## Short task
Scan the data below. Pull out each line where "part" occurs.

## Records shown
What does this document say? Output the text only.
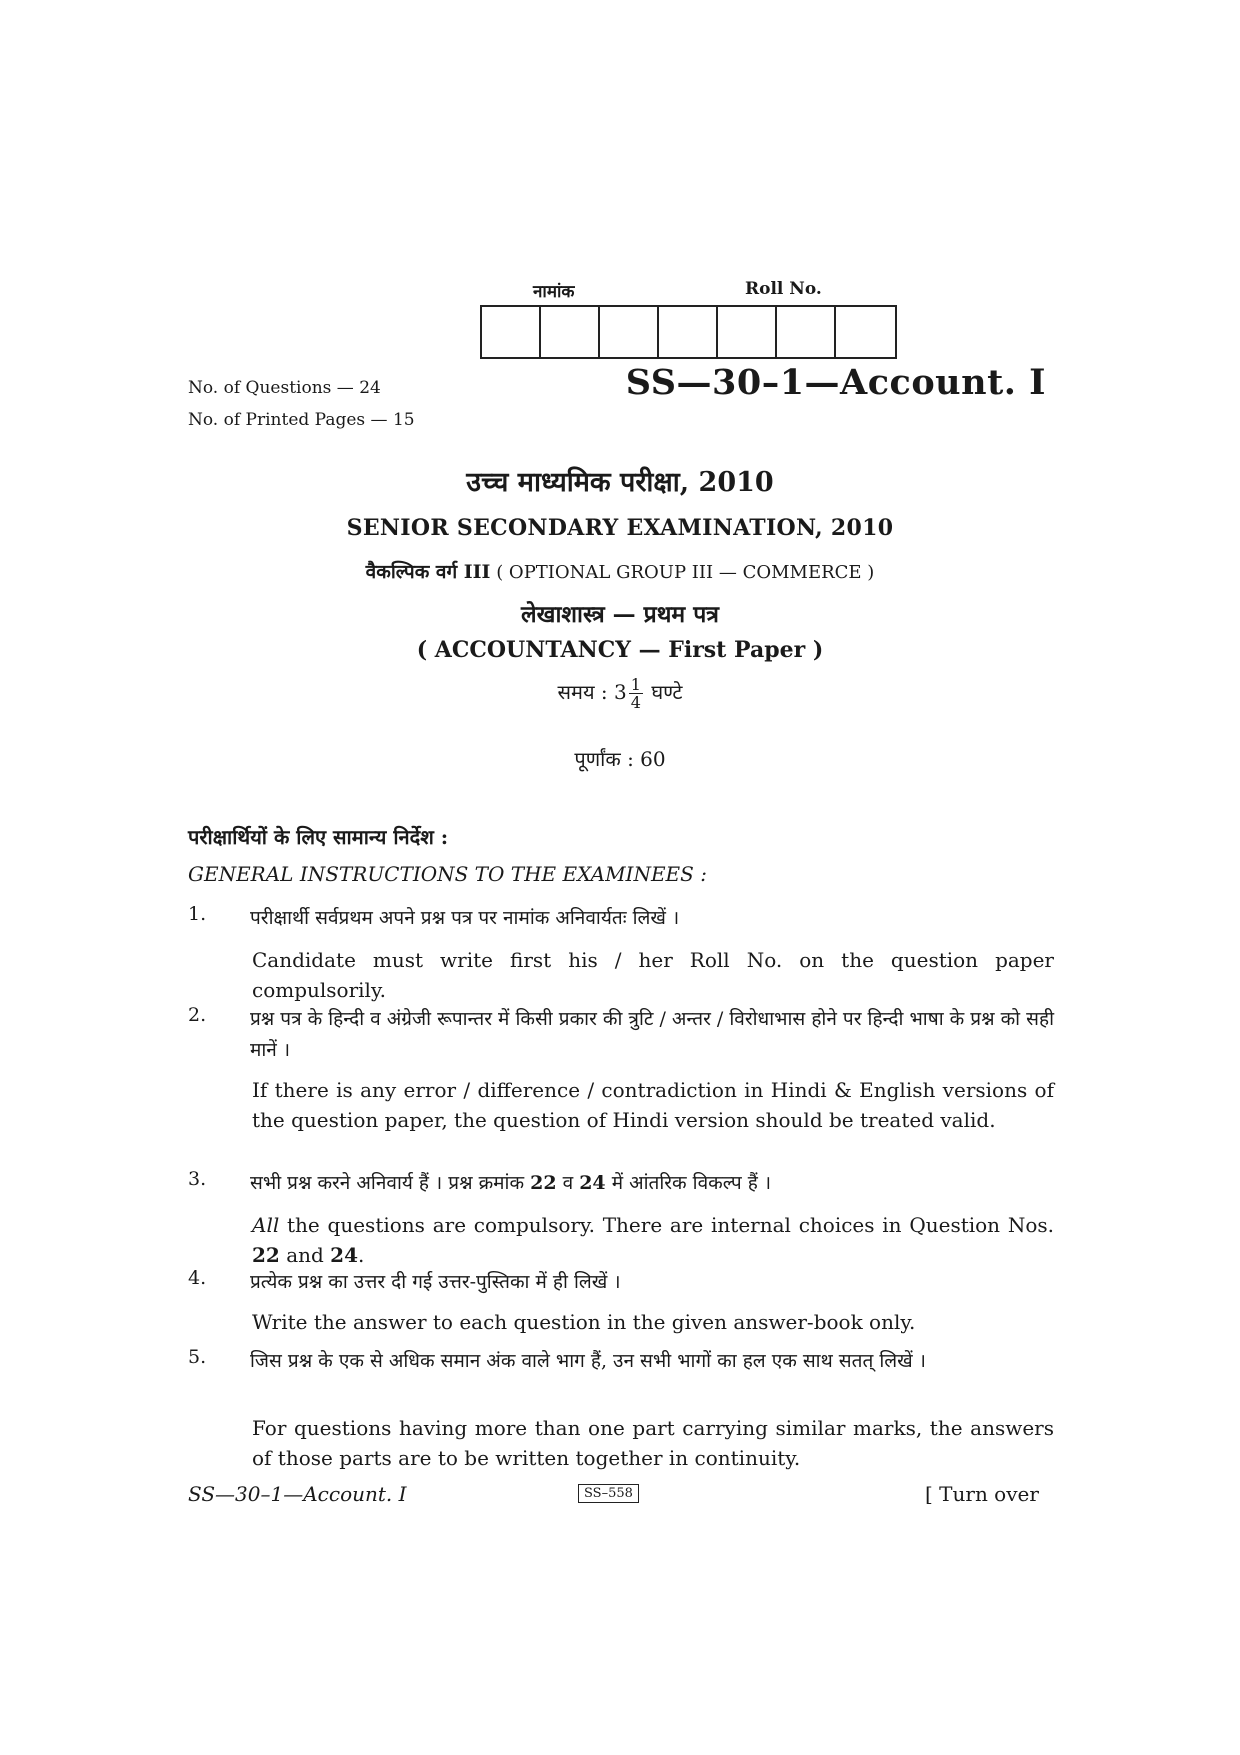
नामांक	Roll No.
No. of Questions — 24
No. of Printed Pages — 15
SS—30–1—Account. I
उच्च माध्यमिक परीक्षा, 2010
SENIOR SECONDARY EXAMINATION, 2010
वैकल्पिक वर्ग III ( OPTIONAL GROUP III — COMMERCE )
लेखाशास्त्र — प्रथम पत्र
( ACCOUNTANCY — First Paper )
समय : $3 \frac{1}{4}$ घण्टे
पूर्णांक : 60
परीक्षार्थियों के लिए सामान्य निर्देश :
GENERAL INSTRUCTIONS TO THE EXAMINEES :
1. परीक्षार्थी सर्वप्रथम अपने प्रश्न पत्र पर नामांक अनिवार्यतः लिखें ।
Candidate must write first his / her Roll No. on the question paper compulsorily.
2. प्रश्न पत्र के हिन्दी व अंग्रेजी रूपान्तर में किसी प्रकार की त्रुटि / अन्तर / विरोधाभास होने पर हिन्दी भाषा के प्रश्न को सही मानें ।
If there is any error / difference / contradiction in Hindi & English versions of the question paper, the question of Hindi version should be treated valid.
3. सभी प्रश्न करने अनिवार्य हैं । प्रश्न क्रमांक 22 व 24 में आंतरिक विकल्प हैं ।
All the questions are compulsory. There are internal choices in Question Nos. 22 and 24.
4. प्रत्येक प्रश्न का उत्तर दी गई उत्तर-पुस्तिका में ही लिखें ।
Write the answer to each question in the given answer-book only.
5. जिस प्रश्न के एक से अधिक समान अंक वाले भाग हैं, उन सभी भागों का हल एक साथ सतत् लिखें ।
For questions having more than one part carrying similar marks, the answers of those parts are to be written together in continuity.
SS—30–1—Account. I	SS–558	[ Turn over
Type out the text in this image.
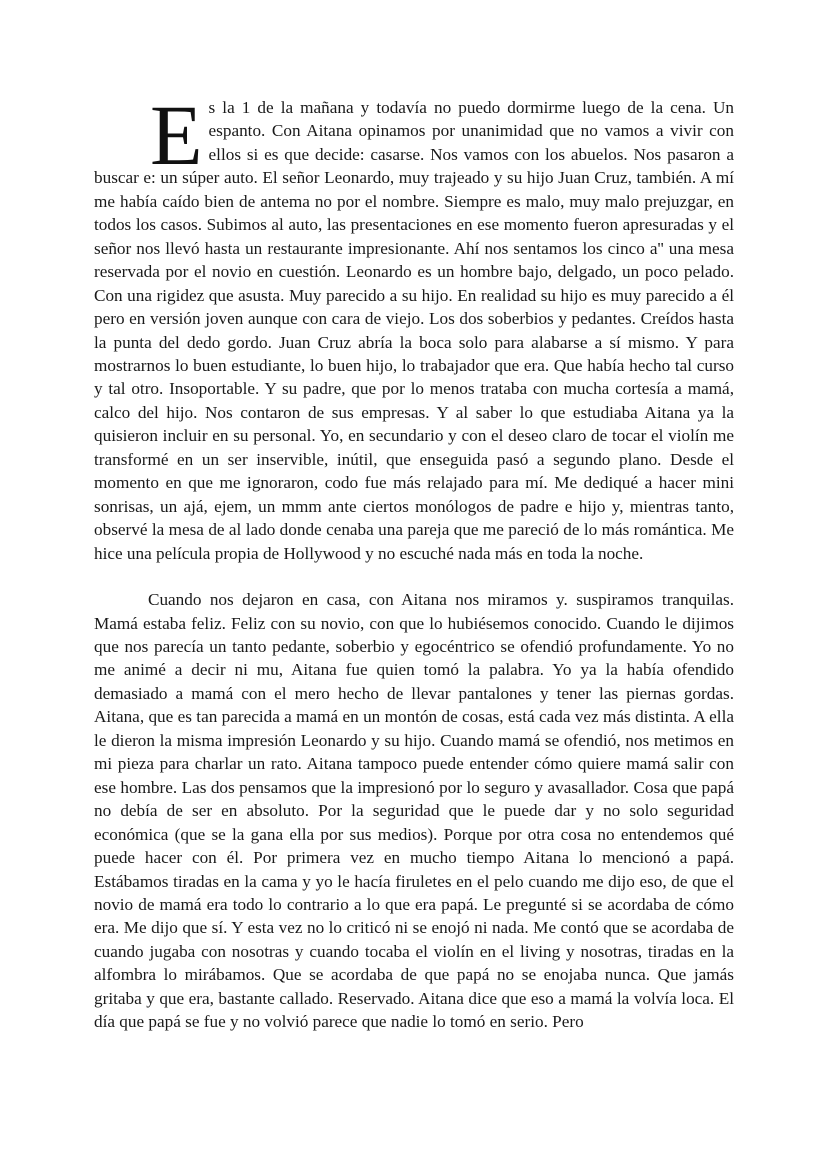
Es la 1 de la mañana y todavía no puedo dormirme luego de la cena. Un espanto. Con Aitana opinamos por unanimidad que no vamos a vivir con ellos si es que decide: casarse. Nos vamos con los abuelos. Nos pasaron a buscar e: un súper auto. El señor Leonardo, muy trajeado y su hijo Juan Cruz, también. A mí me había caído bien de antema no por el nombre. Siempre es malo, muy malo prejuzgar, en todos los casos. Subimos al auto, las presentaciones en ese momento fueron apresuradas y el señor nos llevó hasta un restaurante impresionante. Ahí nos sentamos los cinco a'' una mesa reservada por el novio en cuestión. Leonardo es un hombre bajo, delgado, un poco pelado. Con una rigidez que asusta. Muy parecido a su hijo. En realidad su hijo es muy parecido a él pero en versión joven aunque con cara de viejo. Los dos soberbios y pedantes. Creídos hasta la punta del dedo gordo. Juan Cruz abría la boca solo para alabarse a sí mismo. Y para mostrarnos lo buen estudiante, lo buen hijo, lo trabajador que era. Que había hecho tal curso y tal otro. Insoportable. Y su padre, que por lo menos trataba con mucha cortesía a mamá, calco del hijo. Nos contaron de sus empresas. Y al saber lo que estudiaba Aitana ya la quisieron incluir en su personal. Yo, en secundario y con el deseo claro de tocar el violín me transformé en un ser inservible, inútil, que enseguida pasó a segundo plano. Desde el momento en que me ignoraron, codo fue más relajado para mí. Me dediqué a hacer mini sonrisas, un ajá, ejem, un mmm ante ciertos monólogos de padre e hijo y, mientras tanto, observé la mesa de al lado donde cenaba una pareja que me pareció de lo más romántica. Me hice una película propia de Hollywood y no escuché nada más en toda la noche.

Cuando nos dejaron en casa, con Aitana nos miramos y. suspiramos tranquilas. Mamá estaba feliz. Feliz con su novio, con que lo hubiésemos conocido. Cuando le dijimos que nos parecía un tanto pedante, soberbio y egocéntrico se ofendió profundamente. Yo no me animé a decir ni mu, Aitana fue quien tomó la palabra. Yo ya la había ofendido demasiado a mamá con el mero hecho de llevar pantalones y tener las piernas gordas. Aitana, que es tan parecida a mamá en un montón de cosas, está cada vez más distinta. A ella le dieron la misma impresión Leonardo y su hijo. Cuando mamá se ofendió, nos metimos en mi pieza para charlar un rato. Aitana tampoco puede entender cómo quiere mamá salir con ese hombre. Las dos pensamos que la impresionó por lo seguro y avasallador. Cosa que papá no debía de ser en absoluto. Por la seguridad que le puede dar y no solo seguridad económica (que se la gana ella por sus medios). Porque por otra cosa no entendemos qué puede hacer con él. Por primera vez en mucho tiempo Aitana lo mencionó a papá. Estábamos tiradas en la cama y yo le hacía firuletes en el pelo cuando me dijo eso, de que el novio de mamá era todo lo contrario a lo que era papá. Le pregunté si se acordaba de cómo era. Me dijo que sí. Y esta vez no lo criticó ni se enojó ni nada. Me contó que se acordaba de cuando jugaba con nosotras y cuando tocaba el violín en el living y nosotras, tiradas en la alfombra lo mirábamos. Que se acordaba de que papá no se enojaba nunca. Que jamás gritaba y que era, bastante callado. Reservado. Aitana dice que eso a mamá la volvía loca. El día que papá se fue y no volvió parece que nadie lo tomó en serio. Pero
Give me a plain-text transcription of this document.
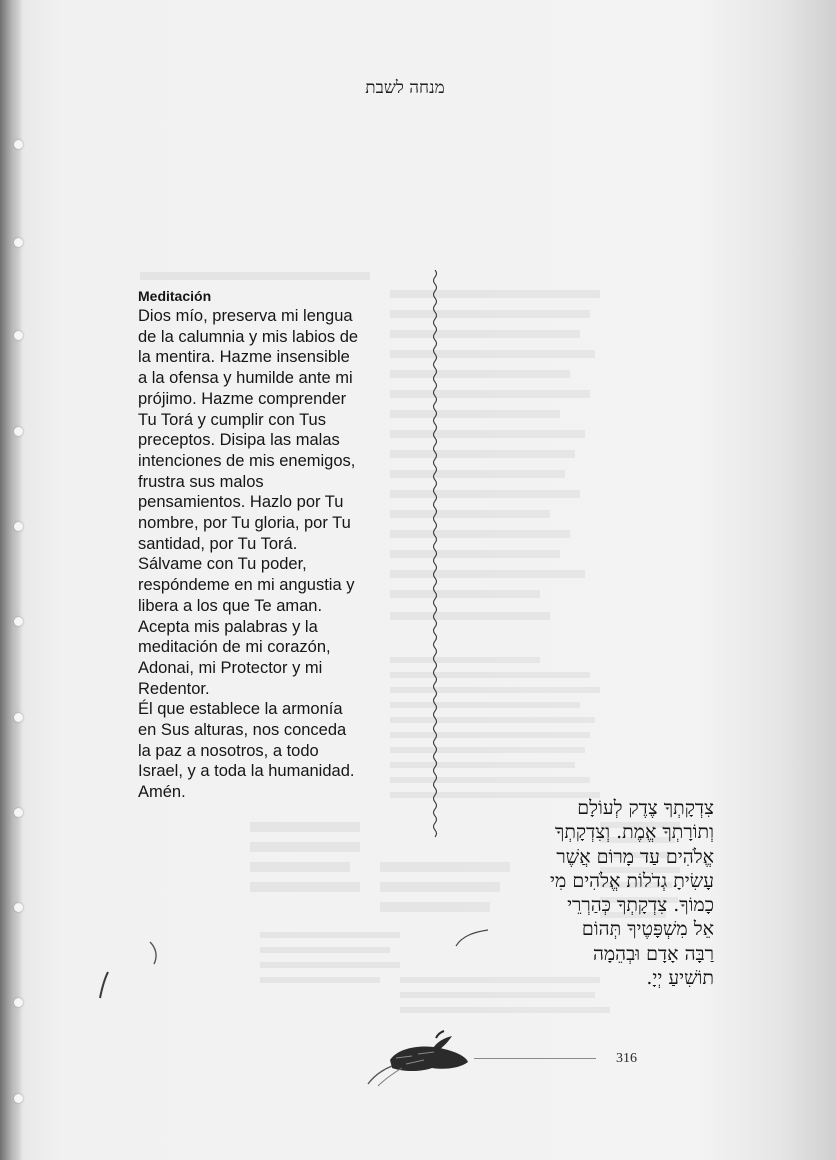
מנחה לשבת
Meditación
Dios mío, preserva mi lengua
de la calumnia y mis labios de
la mentira. Hazme insensible
a la ofensa y humilde ante mi
prójimo. Hazme comprender
Tu Torá y cumplir con Tus
preceptos. Disipa las malas
intenciones de mis enemigos,
frustra sus malos
pensamientos. Hazlo por Tu
nombre, por Tu gloria, por Tu
santidad, por Tu Torá.
Sálvame con Tu poder,
respóndeme en mi angustia y
libera a los que Te aman.
Acepta mis palabras y la
meditación de mi corazón,
Adonai, mi Protector y mi
Redentor.
Él que establece la armonía
en Sus alturas, nos conceda
la paz a nosotros, a todo
Israel, y a toda la humanidad.
Amén.
צִדְקָתְךָ צֶדֶק לְעוֹלָם
וְתוֹרָתְךָ אֱמֶת. וְצִדְקָתְךָ
אֱלֹהִים עַד מָרוֹם אֲשֶׁר
עָשִׂיתָ גְדֹלוֹת אֱלֹהִים מִי
כָמוֹךָ. צִדְקָתְךָ כְּהַרְרֵי
אֵל מִשְׁפָּטֶיךָ תְּהוֹם
רַבָּה אָדָם וּבְהֵמָה
תוֹשִׁיעַ יְיָ.
316
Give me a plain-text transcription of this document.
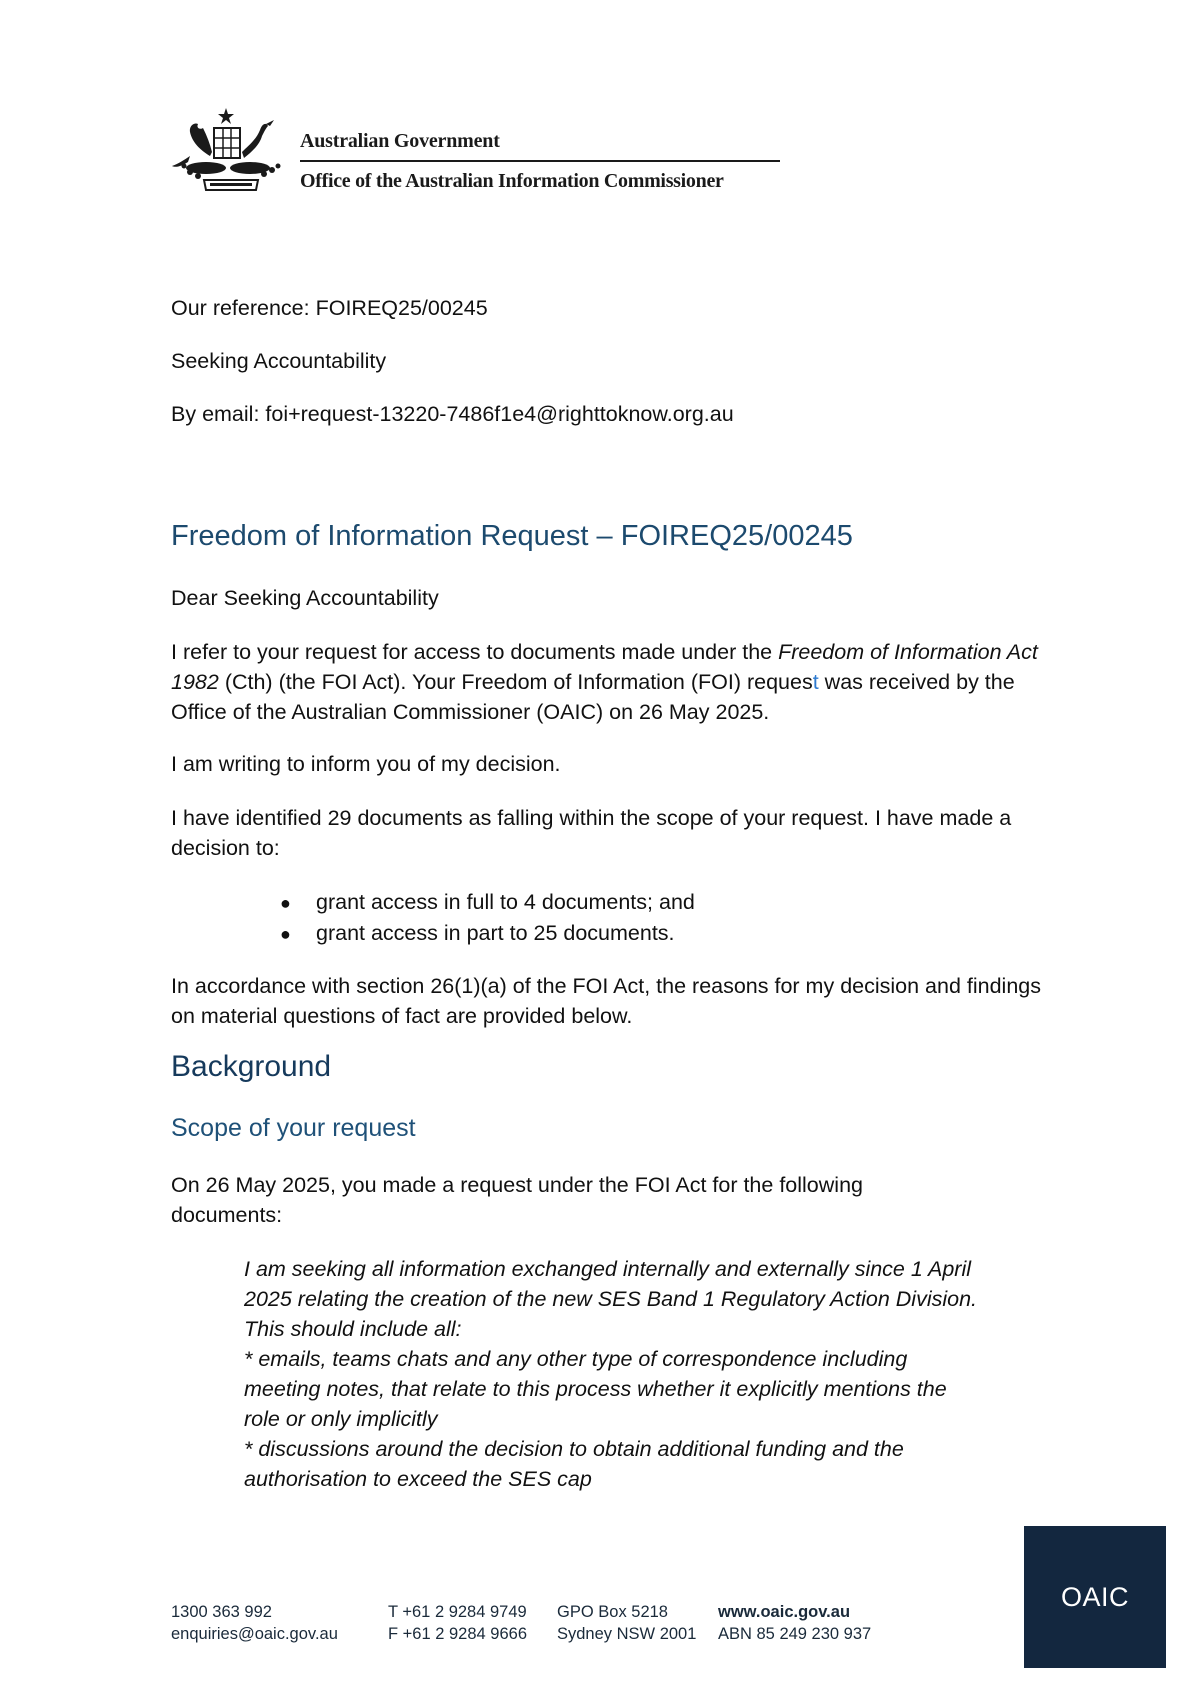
Australian Government
Office of the Australian Information Commissioner
Our reference: FOIREQ25/00245
Seeking Accountability
By email: foi+request-13220-7486f1e4@righttoknow.org.au
Freedom of Information Request – FOIREQ25/00245
Dear Seeking Accountability
I refer to your request for access to documents made under the Freedom of Information Act 1982 (Cth) (the FOI Act). Your Freedom of Information (FOI) request was received by the Office of the Australian Commissioner (OAIC) on 26 May 2025.
I am writing to inform you of my decision.
I have identified 29 documents as falling within the scope of your request. I have made a decision to:
●	grant access in full to 4 documents; and
●	grant access in part to 25 documents.
In accordance with section 26(1)(a) of the FOI Act, the reasons for my decision and findings on material questions of fact are provided below.
Background
Scope of your request
On 26 May 2025, you made a request under the FOI Act for the following documents:
I am seeking all information exchanged internally and externally since 1 April
2025 relating the creation of the new SES Band 1 Regulatory Action Division.
This should include all:
* emails, teams chats and any other type of correspondence including
meeting notes, that relate to this process whether it explicitly mentions the
role or only implicitly
* discussions around the decision to obtain additional funding and the
authorisation to exceed the SES cap
1300 363 992
enquiries@oaic.gov.au
T +61 2 9284 9749
F +61 2 9284 9666
GPO Box 5218
Sydney NSW 2001
www.oaic.gov.au
ABN 85 249 230 937
OAIC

## Final answer
For questions having more than one part carrying similar marks, the answers of those parts are to be written together in continuity.
●	grant access in part to 25 documents.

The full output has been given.